◆ Problem statement
Restate each of the lines below word for word and drop every picture.

* begin Record list *

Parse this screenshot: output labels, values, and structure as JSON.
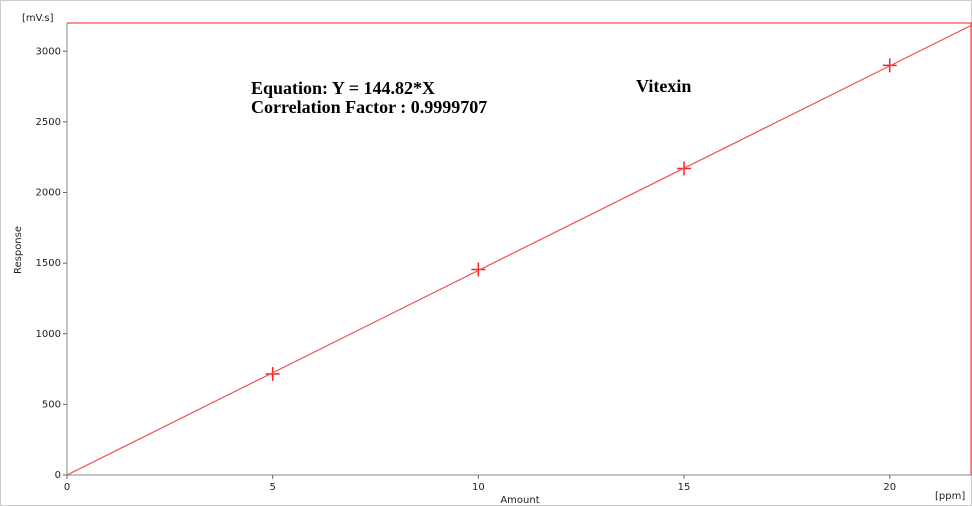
{
  "chart_data": {
    "type": "scatter",
    "y_unit": "[mV.s]",
    "x_unit": "[ppm]",
    "ylabel": "Response",
    "xlabel": "Amount",
    "annotations": [
      "Equation:  Y = 144.82*X",
      "Correlation Factor  :  0.9999707",
      "Vitexin"
    ],
    "xlim": [
      0,
      22
    ],
    "ylim": [
      0,
      3200
    ],
    "xticks": [
      0,
      5,
      10,
      15,
      20
    ],
    "yticks": [
      0,
      500,
      1000,
      1500,
      2000,
      2500,
      3000
    ],
    "frame_color": "#ff2020",
    "series": [
      {
        "kind": "points",
        "color": "#ff2020",
        "x": [
          5,
          10,
          15,
          20
        ],
        "values": [
          715,
          1455,
          2170,
          2900
        ]
      },
      {
        "kind": "line",
        "color": "#f05050",
        "x": [
          0,
          22
        ],
        "values": [
          0,
          3186
        ]
      }
    ]
  }
}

* end Record list *

◆ Right answer
Parse this screenshot: output labels, values, and structure as JSON.
{
  "chart_data": {
    "type": "scatter",
    "y_unit": "[mV.s]",
    "x_unit": "[ppm]",
    "ylabel": "Response",
    "xlabel": "Amount",
    "annotations": [
      "Equation:  Y = 144.82*X",
      "Correlation Factor  :  0.9999707",
      "Vitexin"
    ],
    "xlim": [
      0,
      22
    ],
    "ylim": [
      0,
      3200
    ],
    "xticks": [
      0,
      5,
      10,
      15,
      20
    ],
    "yticks": [
      0,
      500,
      1000,
      1500,
      2000,
      2500,
      3000
    ],
    "frame_color": "#ff2020",
    "series": [
      {
        "kind": "points",
        "color": "#ff2020",
        "x": [
          5,
          10,
          15,
          20
        ],
        "values": [
          715,
          1455,
          2170,
          2900
        ]
      },
      {
        "kind": "line",
        "color": "#f05050",
        "x": [
          0,
          22
        ],
        "values": [
          0,
          3186
        ]
      }
    ]
  }
}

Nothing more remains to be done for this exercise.